Leave out any picture and return the remaining listing below exactly as given.

◆ **Data supplied**
--- Start ---

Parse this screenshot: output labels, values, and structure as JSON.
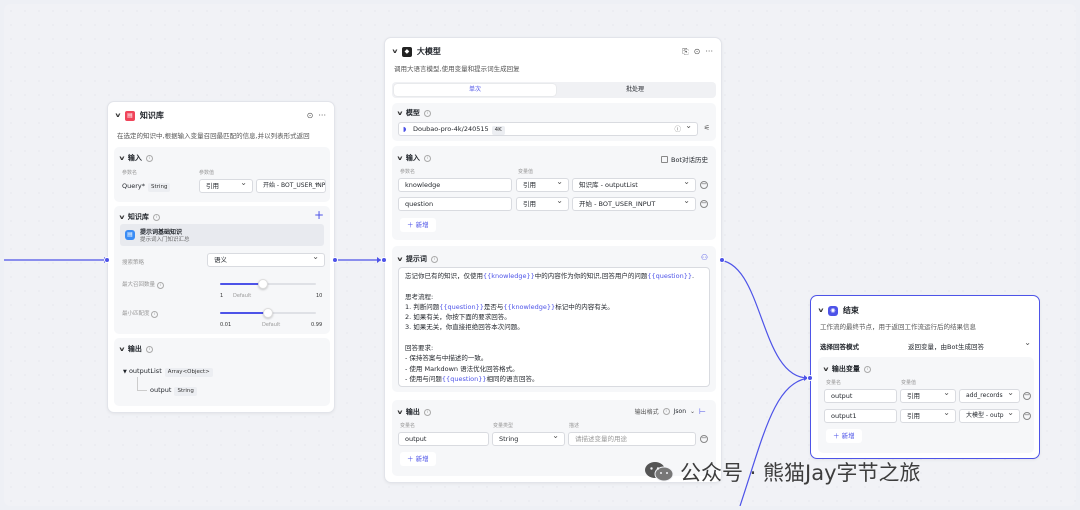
{
  "knowledge_node": {
    "title": "知识库",
    "desc": "在选定的知识中,根据输入变量召回最匹配的信息,并以列表形式返回",
    "input": {
      "title": "输入",
      "col_name": "参数名",
      "col_value": "参数值",
      "param_name": "Query*",
      "param_type": "String",
      "ref": "引用",
      "value": "开始 - BOT_USER_INPUT"
    },
    "kb": {
      "title": "知识库",
      "item_name": "提示词基础知识",
      "item_desc": "提示词入门知识汇总",
      "strategy_label": "搜索策略",
      "strategy_value": "语义",
      "max_recall_label": "最大召回数量",
      "max_min": "1",
      "max_default": "Default",
      "max_max": "10",
      "max_value": 5,
      "min_score_label": "最小匹配度",
      "score_min": "0.01",
      "score_default": "Default",
      "score_max": "0.99",
      "score_value": 0.5
    },
    "output": {
      "title": "输出",
      "list_name": "outputList",
      "list_type": "Array<Object>",
      "child_name": "output",
      "child_type": "String"
    }
  },
  "llm_node": {
    "title": "大模型",
    "desc": "调用大语言模型,使用变量和提示词生成回复",
    "tab_single": "单次",
    "tab_batch": "批处理",
    "model": {
      "title": "模型",
      "name": "Doubao-pro-4k/240515",
      "badge": "4K"
    },
    "input": {
      "title": "输入",
      "history_label": "Bot对话历史",
      "col_name": "参数名",
      "col_value": "变量值",
      "rows": [
        {
          "name": "knowledge",
          "ref": "引用",
          "value": "知识库 - outputList"
        },
        {
          "name": "question",
          "ref": "引用",
          "value": "开始 - BOT_USER_INPUT"
        }
      ],
      "add_label": "新增"
    },
    "prompt": {
      "title": "提示词",
      "lines": [
        {
          "parts": [
            "忘记你已有的知识，仅使用",
            "{{knowledge}}",
            "中的内容作为你的知识,回答用户的问题",
            "{{question}}",
            "."
          ]
        },
        {
          "parts": [
            ""
          ]
        },
        {
          "parts": [
            "思考流程:"
          ]
        },
        {
          "parts": [
            "1. 判断问题",
            "{{question}}",
            "是否与",
            "{{knowledge}}",
            "标记中的内容有关。"
          ]
        },
        {
          "parts": [
            "2. 如果有关，你按下面的要求回答。"
          ]
        },
        {
          "parts": [
            "3. 如果无关，你直接拒绝回答本次问题。"
          ]
        },
        {
          "parts": [
            ""
          ]
        },
        {
          "parts": [
            "回答要求:"
          ]
        },
        {
          "parts": [
            "- 保持答案与中描述的一致。"
          ]
        },
        {
          "parts": [
            "- 使用 Markdown 语法优化回答格式。"
          ]
        },
        {
          "parts": [
            "- 使用与问题",
            "{{question}}",
            "相同的语言回答。"
          ]
        }
      ]
    },
    "output": {
      "title": "输出",
      "format_label": "输出格式",
      "format_value": "Json",
      "col_name": "变量名",
      "col_type": "变量类型",
      "col_desc": "描述",
      "name": "output",
      "type": "String",
      "desc_placeholder": "请描述变量的用途",
      "add_label": "新增"
    }
  },
  "end_node": {
    "title": "结束",
    "desc": "工作流的最终节点，用于返回工作流运行后的结果信息",
    "mode_label": "选择回答模式",
    "mode_value": "返回变量，由Bot生成回答",
    "out_title": "输出变量",
    "col_name": "变量名",
    "col_value": "变量值",
    "rows": [
      {
        "name": "output",
        "ref": "引用",
        "value": "add_records"
      },
      {
        "name": "output1",
        "ref": "引用",
        "value": "大模型 - outp"
      }
    ],
    "add_label": "新增"
  },
  "watermark": "公众号 · 熊猫Jay字节之旅",
  "colors": {
    "accent": "#4d53e8",
    "kb_icon": "#f0445a",
    "end_icon": "#4d53e8"
  }
}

--- End ---

◆ **Solution**
Parse this screenshot: output labels, values, and structure as JSON.
{
  "knowledge_node": {
    "title": "知识库",
    "desc": "在选定的知识中,根据输入变量召回最匹配的信息,并以列表形式返回",
    "input": {
      "title": "输入",
      "col_name": "参数名",
      "col_value": "参数值",
      "param_name": "Query*",
      "param_type": "String",
      "ref": "引用",
      "value": "开始 - BOT_USER_INPUT"
    },
    "kb": {
      "title": "知识库",
      "item_name": "提示词基础知识",
      "item_desc": "提示词入门知识汇总",
      "strategy_label": "搜索策略",
      "strategy_value": "语义",
      "max_recall_label": "最大召回数量",
      "max_min": "1",
      "max_default": "Default",
      "max_max": "10",
      "max_value": 5,
      "min_score_label": "最小匹配度",
      "score_min": "0.01",
      "score_default": "Default",
      "score_max": "0.99",
      "score_value": 0.5
    },
    "output": {
      "title": "输出",
      "list_name": "outputList",
      "list_type": "Array<Object>",
      "child_name": "output",
      "child_type": "String"
    }
  },
  "llm_node": {
    "title": "大模型",
    "desc": "调用大语言模型,使用变量和提示词生成回复",
    "tab_single": "单次",
    "tab_batch": "批处理",
    "model": {
      "title": "模型",
      "name": "Doubao-pro-4k/240515",
      "badge": "4K"
    },
    "input": {
      "title": "输入",
      "history_label": "Bot对话历史",
      "col_name": "参数名",
      "col_value": "变量值",
      "rows": [
        {
          "name": "knowledge",
          "ref": "引用",
          "value": "知识库 - outputList"
        },
        {
          "name": "question",
          "ref": "引用",
          "value": "开始 - BOT_USER_INPUT"
        }
      ],
      "add_label": "新增"
    },
    "prompt": {
      "title": "提示词",
      "lines": [
        {
          "parts": [
            "忘记你已有的知识，仅使用",
            "{{knowledge}}",
            "中的内容作为你的知识,回答用户的问题",
            "{{question}}",
            "."
          ]
        },
        {
          "parts": [
            ""
          ]
        },
        {
          "parts": [
            "思考流程:"
          ]
        },
        {
          "parts": [
            "1. 判断问题",
            "{{question}}",
            "是否与",
            "{{knowledge}}",
            "标记中的内容有关。"
          ]
        },
        {
          "parts": [
            "2. 如果有关，你按下面的要求回答。"
          ]
        },
        {
          "parts": [
            "3. 如果无关，你直接拒绝回答本次问题。"
          ]
        },
        {
          "parts": [
            ""
          ]
        },
        {
          "parts": [
            "回答要求:"
          ]
        },
        {
          "parts": [
            "- 保持答案与中描述的一致。"
          ]
        },
        {
          "parts": [
            "- 使用 Markdown 语法优化回答格式。"
          ]
        },
        {
          "parts": [
            "- 使用与问题",
            "{{question}}",
            "相同的语言回答。"
          ]
        }
      ]
    },
    "output": {
      "title": "输出",
      "format_label": "输出格式",
      "format_value": "Json",
      "col_name": "变量名",
      "col_type": "变量类型",
      "col_desc": "描述",
      "name": "output",
      "type": "String",
      "desc_placeholder": "请描述变量的用途",
      "add_label": "新增"
    }
  },
  "end_node": {
    "title": "结束",
    "desc": "工作流的最终节点，用于返回工作流运行后的结果信息",
    "mode_label": "选择回答模式",
    "mode_value": "返回变量，由Bot生成回答",
    "out_title": "输出变量",
    "col_name": "变量名",
    "col_value": "变量值",
    "rows": [
      {
        "name": "output",
        "ref": "引用",
        "value": "add_records"
      },
      {
        "name": "output1",
        "ref": "引用",
        "value": "大模型 - outp"
      }
    ],
    "add_label": "新增"
  },
  "watermark": "公众号 · 熊猫Jay字节之旅",
  "colors": {
    "accent": "#4d53e8",
    "kb_icon": "#f0445a",
    "end_icon": "#4d53e8"
  }
}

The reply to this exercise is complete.